[Task description]: Every entry must be echoed exactly.

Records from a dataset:

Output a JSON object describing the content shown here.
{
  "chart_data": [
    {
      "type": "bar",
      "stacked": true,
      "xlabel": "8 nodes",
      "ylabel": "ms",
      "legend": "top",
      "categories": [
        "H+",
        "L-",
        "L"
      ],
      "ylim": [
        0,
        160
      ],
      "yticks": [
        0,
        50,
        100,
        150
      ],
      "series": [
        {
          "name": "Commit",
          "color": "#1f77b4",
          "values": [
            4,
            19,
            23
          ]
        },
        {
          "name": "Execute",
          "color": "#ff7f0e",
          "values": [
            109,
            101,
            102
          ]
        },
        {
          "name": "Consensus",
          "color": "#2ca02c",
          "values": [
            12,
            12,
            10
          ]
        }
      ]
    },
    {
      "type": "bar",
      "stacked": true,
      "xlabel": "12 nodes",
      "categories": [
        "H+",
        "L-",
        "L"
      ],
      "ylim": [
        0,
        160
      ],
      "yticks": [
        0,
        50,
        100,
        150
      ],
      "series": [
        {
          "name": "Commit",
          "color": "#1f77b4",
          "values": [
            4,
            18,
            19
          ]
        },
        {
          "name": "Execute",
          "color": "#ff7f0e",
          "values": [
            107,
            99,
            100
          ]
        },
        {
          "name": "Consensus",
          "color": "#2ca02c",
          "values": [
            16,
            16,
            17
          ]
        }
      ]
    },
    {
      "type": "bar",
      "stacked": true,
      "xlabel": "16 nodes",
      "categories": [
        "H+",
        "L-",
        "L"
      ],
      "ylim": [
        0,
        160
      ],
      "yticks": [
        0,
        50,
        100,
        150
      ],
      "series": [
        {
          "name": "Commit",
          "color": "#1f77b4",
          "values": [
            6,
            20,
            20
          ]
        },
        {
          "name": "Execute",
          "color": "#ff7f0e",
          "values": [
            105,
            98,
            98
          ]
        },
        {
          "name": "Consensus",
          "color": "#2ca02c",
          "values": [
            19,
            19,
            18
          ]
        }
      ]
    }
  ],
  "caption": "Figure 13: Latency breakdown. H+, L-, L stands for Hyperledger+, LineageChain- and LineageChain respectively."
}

[Answer for this exercise]:
Output a JSON object describing the content shown here.
{
  "chart_data": [
    {
      "type": "bar",
      "stacked": true,
      "xlabel": "8 nodes",
      "ylabel": "ms",
      "legend": "top",
      "categories": [
        "H+",
        "L-",
        "L"
      ],
      "ylim": [
        0,
        160
      ],
      "yticks": [
        0,
        50,
        100,
        150
      ],
      "series": [
        {
          "name": "Commit",
          "color": "#1f77b4",
          "values": [
            4,
            19,
            23
          ]
        },
        {
          "name": "Execute",
          "color": "#ff7f0e",
          "values": [
            109,
            101,
            102
          ]
        },
        {
          "name": "Consensus",
          "color": "#2ca02c",
          "values": [
            12,
            12,
            10
          ]
        }
      ]
    },
    {
      "type": "bar",
      "stacked": true,
      "xlabel": "12 nodes",
      "categories": [
        "H+",
        "L-",
        "L"
      ],
      "ylim": [
        0,
        160
      ],
      "yticks": [
        0,
        50,
        100,
        150
      ],
      "series": [
        {
          "name": "Commit",
          "color": "#1f77b4",
          "values": [
            4,
            18,
            19
          ]
        },
        {
          "name": "Execute",
          "color": "#ff7f0e",
          "values": [
            107,
            99,
            100
          ]
        },
        {
          "name": "Consensus",
          "color": "#2ca02c",
          "values": [
            16,
            16,
            17
          ]
        }
      ]
    },
    {
      "type": "bar",
      "stacked": true,
      "xlabel": "16 nodes",
      "categories": [
        "H+",
        "L-",
        "L"
      ],
      "ylim": [
        0,
        160
      ],
      "yticks": [
        0,
        50,
        100,
        150
      ],
      "series": [
        {
          "name": "Commit",
          "color": "#1f77b4",
          "values": [
            6,
            20,
            20
          ]
        },
        {
          "name": "Execute",
          "color": "#ff7f0e",
          "values": [
            105,
            98,
            98
          ]
        },
        {
          "name": "Consensus",
          "color": "#2ca02c",
          "values": [
            19,
            19,
            18
          ]
        }
      ]
    }
  ],
  "caption": "Figure 13: Latency breakdown. H+, L-, L stands for Hyperledger+, LineageChain- and LineageChain respectively."
}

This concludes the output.